##### DATA LINES #####

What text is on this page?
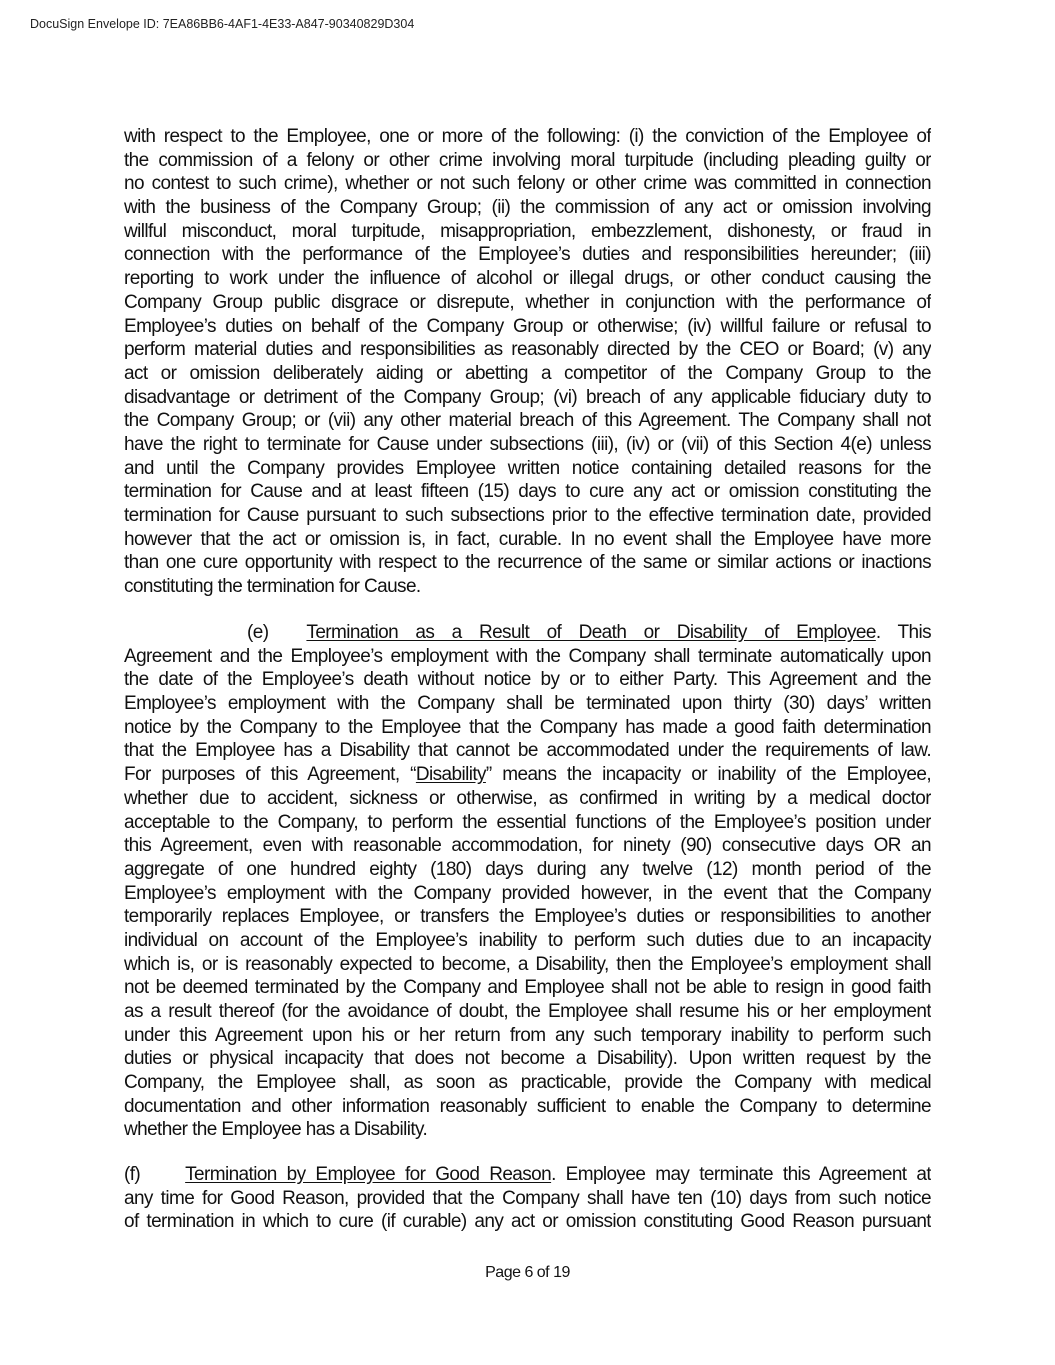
DocuSign Envelope ID: 7EA86BB6-4AF1-4E33-A847-90340829D304
with respect to the Employee, one or more of the following: (i) the conviction of the Employee of
the commission of a felony or other crime involving moral turpitude (including pleading guilty or
no contest to such crime), whether or not such felony or other crime was committed in connection
with the business of the Company Group; (ii) the commission of any act or omission involving
willful misconduct, moral turpitude, misappropriation, embezzlement, dishonesty, or fraud in
connection with the performance of the Employee’s duties and responsibilities hereunder; (iii)
reporting to work under the influence of alcohol or illegal drugs, or other conduct causing the
Company Group public disgrace or disrepute, whether in conjunction with the performance of
Employee’s duties on behalf of the Company Group or otherwise; (iv) willful failure or refusal to
perform material duties and responsibilities as reasonably directed by the CEO or Board; (v) any
act or omission deliberately aiding or abetting a competitor of the Company Group to the
disadvantage or detriment of the Company Group; (vi) breach of any applicable fiduciary duty to
the Company Group; or (vii) any other material breach of this Agreement. The Company shall not
have the right to terminate for Cause under subsections (iii), (iv) or (vii) of this Section 4(e) unless
and until the Company provides Employee written notice containing detailed reasons for the
termination for Cause and at least fifteen (15) days to cure any act or omission constituting the
termination for Cause pursuant to such subsections prior to the effective termination date, provided
however that the act or omission is, in fact, curable. In no event shall the Employee have more
than one cure opportunity with respect to the recurrence of the same or similar actions or inactions
constituting the termination for Cause.
(e) Termination as a Result of Death or Disability of Employee. This
Agreement and the Employee’s employment with the Company shall terminate automatically upon
the date of the Employee’s death without notice by or to either Party. This Agreement and the
Employee’s employment with the Company shall be terminated upon thirty (30) days’ written
notice by the Company to the Employee that the Company has made a good faith determination
that the Employee has a Disability that cannot be accommodated under the requirements of law.
For purposes of this Agreement, “Disability” means the incapacity or inability of the Employee,
whether due to accident, sickness or otherwise, as confirmed in writing by a medical doctor
acceptable to the Company, to perform the essential functions of the Employee’s position under
this Agreement, even with reasonable accommodation, for ninety (90) consecutive days OR an
aggregate of one hundred eighty (180) days during any twelve (12) month period of the
Employee’s employment with the Company provided however, in the event that the Company
temporarily replaces Employee, or transfers the Employee’s duties or responsibilities to another
individual on account of the Employee’s inability to perform such duties due to an incapacity
which is, or is reasonably expected to become, a Disability, then the Employee’s employment shall
not be deemed terminated by the Company and Employee shall not be able to resign in good faith
as a result thereof (for the avoidance of doubt, the Employee shall resume his or her employment
under this Agreement upon his or her return from any such temporary inability to perform such
duties or physical incapacity that does not become a Disability). Upon written request by the
Company, the Employee shall, as soon as practicable, provide the Company with medical
documentation and other information reasonably sufficient to enable the Company to determine
whether the Employee has a Disability.
(f) Termination by Employee for Good Reason. Employee may terminate this Agreement at
any time for Good Reason, provided that the Company shall have ten (10) days from such notice
of termination in which to cure (if curable) any act or omission constituting Good Reason pursuant
Page 6 of 19
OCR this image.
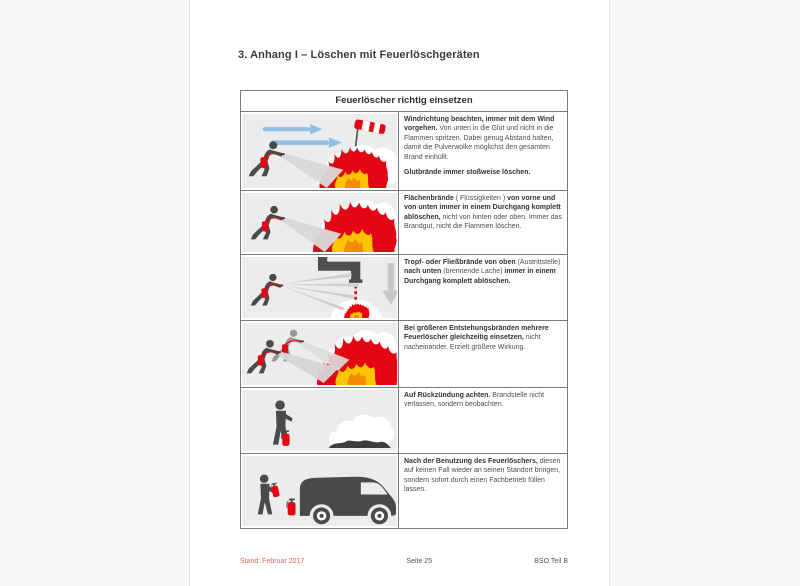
3. Anhang I – Löschen mit Feuerlöschgeräten
Feuerlöscher richtig einsetzen

Windrichtung beachten, immer mit dem Wind vorgehen. Von unten in die Glut und nicht in die Flammen spritzen. Dabei genug Abstand halten, damit die Pulverwolke möglichst den gesamten Brand einhüllt.

Glutbrände immer stoßweise löschen.

Flächenbrände ( Flüssigkeiten ) von vorne und von unten immer in einem Durchgang komplett ablöschen, nicht von hinten oder oben. Immer das Brandgut, nicht die Flammen löschen.

Tropf- oder Fließbrände von oben (Austrittstelle) nach unten (brennende Lache) immer in einem Durchgang komplett ablöschen.

Bei größeren Entstehungsbränden mehrere Feuerlöscher gleichzeitig einsetzen, nicht nacheinander. Erzielt größere Wirkung.

Auf Rückzündung achten. Brandstelle nicht verlassen, sondern beobachten.

Nach der Benutzung des Feuerlöschers, diesen auf keinen Fall wieder an seinen Standort bringen, sondern sofort durch einen Fachbetrieb füllen lassen.

Stand: Februar 2017	Seite 25	BSO Teil B
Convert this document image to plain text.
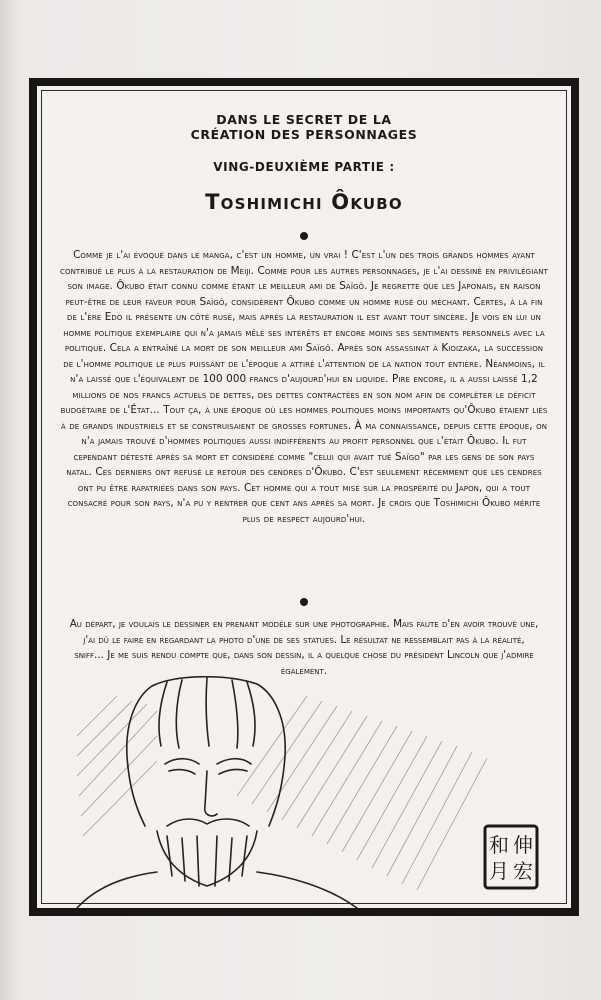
DANS LE SECRET DE LA
CRÉATION DES PERSONNAGES
VING-DEUXIÈME PARTIE :
Toshimichi Ôkubo
Comme je l'ai évoqué dans le manga, c'est un homme, un vrai ! C'est l'un des trois grands hommes ayant contribué le plus à la restauration de Meiji. Comme pour les autres personnages, je l'ai dessiné en privilégiant son image. Ôkubo était connu comme étant le meilleur ami de Saïgô. Je regrette que les Japonais, en raison peut-être de leur faveur pour Saïgô, considèrent Ôkubo comme un homme rusé ou méchant. Certes, à la fin de l'ère Edo il présente un côté rusé, mais après la restauration il est avant tout sincère. Je vois en lui un homme politique exemplaire qui n'a jamais mêlé ses intérêts et encore moins ses sentiments personnels avec la politique. Cela a entraîné la mort de son meilleur ami Saïgô. Après son assassinat à Kioizaka, la succession de l'homme politique le plus puissant de l'époque a attiré l'attention de la nation tout entière. Néanmoins, il n'a laissé que l'équivalent de 100 000 francs d'aujourd'hui en liquide. Pire encore, il a aussi laissé 1,2 millions de nos francs actuels de dettes, des dettes contractées en son nom afin de compléter le déficit budgétaire de l'État... Tout ça, à une époque où les hommes politiques moins importants qu'Ôkubo étaient liés à de grands industriels et se construisaient de grosses fortunes. À ma connaissance, depuis cette époque, on n'a jamais trouvé d'hommes politiques aussi indifférents au profit personnel que l'était Ôkubo. Il fut cependant détesté après sa mort et considéré comme "celui qui avait tué Saïgo" par les gens de son pays natal. Ces derniers ont refusé le retour des cendres d'Ôkubo. C'est seulement récemment que les cendres ont pu être rapatriées dans son pays. Cet homme qui a tout misé sur la prospérité du Japon, qui a tout consacré pour son pays, n'a pu y rentrer que cent ans après sa mort. Je crois que Toshimichi Ôkubo mérite plus de respect aujourd'hui.
Au départ, je voulais le dessiner en prenant modèle sur une photographie. Mais faute d'en avoir trouvé une, j'ai dû le faire en regardant la photo d'une de ses statues. Le résultat ne ressemblait pas à la réalité, sniff... Je me suis rendu compte que, dans son dessin, il a quelque chose du président Lincoln que j'admire également.
伸
宏
和
月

#####

Keep the pictures out of the copy and return the rest of the data above exactly.

WRITTEN ANSWER:
What text is on this page?
DocuSign Envelope ID: 7EA86BB6-4AF1-4E33-A847-90340829D304
with respect to the Employee, one or more of the following: (i) the conviction of the Employee of
the commission of a felony or other crime involving moral turpitude (including pleading guilty or
no contest to such crime), whether or not such felony or other crime was committed in connection
with the business of the Company Group; (ii) the commission of any act or omission involving
willful misconduct, moral turpitude, misappropriation, embezzlement, dishonesty, or fraud in
connection with the performance of the Employee’s duties and responsibilities hereunder; (iii)
reporting to work under the influence of alcohol or illegal drugs, or other conduct causing the
Company Group public disgrace or disrepute, whether in conjunction with the performance of
Employee’s duties on behalf of the Company Group or otherwise; (iv) willful failure or refusal to
perform material duties and responsibilities as reasonably directed by the CEO or Board; (v) any
act or omission deliberately aiding or abetting a competitor of the Company Group to the
disadvantage or detriment of the Company Group; (vi) breach of any applicable fiduciary duty to
the Company Group; or (vii) any other material breach of this Agreement. The Company shall not
have the right to terminate for Cause under subsections (iii), (iv) or (vii) of this Section 4(e) unless
and until the Company provides Employee written notice containing detailed reasons for the
termination for Cause and at least fifteen (15) days to cure any act or omission constituting the
termination for Cause pursuant to such subsections prior to the effective termination date, provided
however that the act or omission is, in fact, curable. In no event shall the Employee have more
than one cure opportunity with respect to the recurrence of the same or similar actions or inactions
constituting the termination for Cause.
(e) Termination as a Result of Death or Disability of Employee. This
Agreement and the Employee’s employment with the Company shall terminate automatically upon
the date of the Employee’s death without notice by or to either Party. This Agreement and the
Employee’s employment with the Company shall be terminated upon thirty (30) days’ written
notice by the Company to the Employee that the Company has made a good faith determination
that the Employee has a Disability that cannot be accommodated under the requirements of law.
For purposes of this Agreement, “Disability” means the incapacity or inability of the Employee,
whether due to accident, sickness or otherwise, as confirmed in writing by a medical doctor
acceptable to the Company, to perform the essential functions of the Employee’s position under
this Agreement, even with reasonable accommodation, for ninety (90) consecutive days OR an
aggregate of one hundred eighty (180) days during any twelve (12) month period of the
Employee’s employment with the Company provided however, in the event that the Company
temporarily replaces Employee, or transfers the Employee’s duties or responsibilities to another
individual on account of the Employee’s inability to perform such duties due to an incapacity
which is, or is reasonably expected to become, a Disability, then the Employee’s employment shall
not be deemed terminated by the Company and Employee shall not be able to resign in good faith
as a result thereof (for the avoidance of doubt, the Employee shall resume his or her employment
under this Agreement upon his or her return from any such temporary inability to perform such
duties or physical incapacity that does not become a Disability). Upon written request by the
Company, the Employee shall, as soon as practicable, provide the Company with medical
documentation and other information reasonably sufficient to enable the Company to determine
whether the Employee has a Disability.
(f) Termination by Employee for Good Reason. Employee may terminate this Agreement at
any time for Good Reason, provided that the Company shall have ten (10) days from such notice
of termination in which to cure (if curable) any act or omission constituting Good Reason pursuant
Page 6 of 19
OCR this image.
3. Anhang I – Löschen mit Feuerlöschgeräten
Feuerlöscher richtig einsetzen

Windrichtung beachten, immer mit dem Wind vorgehen. Von unten in die Glut und nicht in die Flammen spritzen. Dabei genug Abstand halten, damit die Pulverwolke möglichst den gesamten Brand einhüllt.

Glutbrände immer stoßweise löschen.

Flächenbrände ( Flüssigkeiten ) von vorne und von unten immer in einem Durchgang komplett ablöschen, nicht von hinten oder oben. Immer das Brandgut, nicht die Flammen löschen.

Tropf- oder Fließbrände von oben (Austrittstelle) nach unten (brennende Lache) immer in einem Durchgang komplett ablöschen.

Bei größeren Entstehungsbränden mehrere Feuerlöscher gleichzeitig einsetzen, nicht nacheinander. Erzielt größere Wirkung.

Auf Rückzündung achten. Brandstelle nicht verlassen, sondern beobachten.

Nach der Benutzung des Feuerlöschers, diesen auf keinen Fall wieder an seinen Standort bringen, sondern sofort durch einen Fachbetrieb füllen lassen.

Stand: Februar 2017	Seite 25	BSO Teil B
Convert this document image to plain text.
DANS LE SECRET DE LA
CRÉATION DES PERSONNAGES
VING-DEUXIÈME PARTIE :
Toshimichi Ôkubo
Comme je l'ai évoqué dans le manga, c'est un homme, un vrai ! C'est l'un des trois grands hommes ayant contribué le plus à la restauration de Meiji. Comme pour les autres personnages, je l'ai dessiné en privilégiant son image. Ôkubo était connu comme étant le meilleur ami de Saïgô. Je regrette que les Japonais, en raison peut-être de leur faveur pour Saïgô, considèrent Ôkubo comme un homme rusé ou méchant. Certes, à la fin de l'ère Edo il présente un côté rusé, mais après la restauration il est avant tout sincère. Je vois en lui un homme politique exemplaire qui n'a jamais mêlé ses intérêts et encore moins ses sentiments personnels avec la politique. Cela a entraîné la mort de son meilleur ami Saïgô. Après son assassinat à Kioizaka, la succession de l'homme politique le plus puissant de l'époque a attiré l'attention de la nation tout entière. Néanmoins, il n'a laissé que l'équivalent de 100 000 francs d'aujourd'hui en liquide. Pire encore, il a aussi laissé 1,2 millions de nos francs actuels de dettes, des dettes contractées en son nom afin de compléter le déficit budgétaire de l'État... Tout ça, à une époque où les hommes politiques moins importants qu'Ôkubo étaient liés à de grands industriels et se construisaient de grosses fortunes. À ma connaissance, depuis cette époque, on n'a jamais trouvé d'hommes politiques aussi indifférents au profit personnel que l'était Ôkubo. Il fut cependant détesté après sa mort et considéré comme "celui qui avait tué Saïgo" par les gens de son pays natal. Ces derniers ont refusé le retour des cendres d'Ôkubo. C'est seulement récemment que les cendres ont pu être rapatriées dans son pays. Cet homme qui a tout misé sur la prospérité du Japon, qui a tout consacré pour son pays, n'a pu y rentrer que cent ans après sa mort. Je crois que Toshimichi Ôkubo mérite plus de respect aujourd'hui.
Au départ, je voulais le dessiner en prenant modèle sur une photographie. Mais faute d'en avoir trouvé une, j'ai dû le faire en regardant la photo d'une de ses statues. Le résultat ne ressemblait pas à la réalité, sniff... Je me suis rendu compte que, dans son dessin, il a quelque chose du président Lincoln que j'admire également.
伸
宏
和
月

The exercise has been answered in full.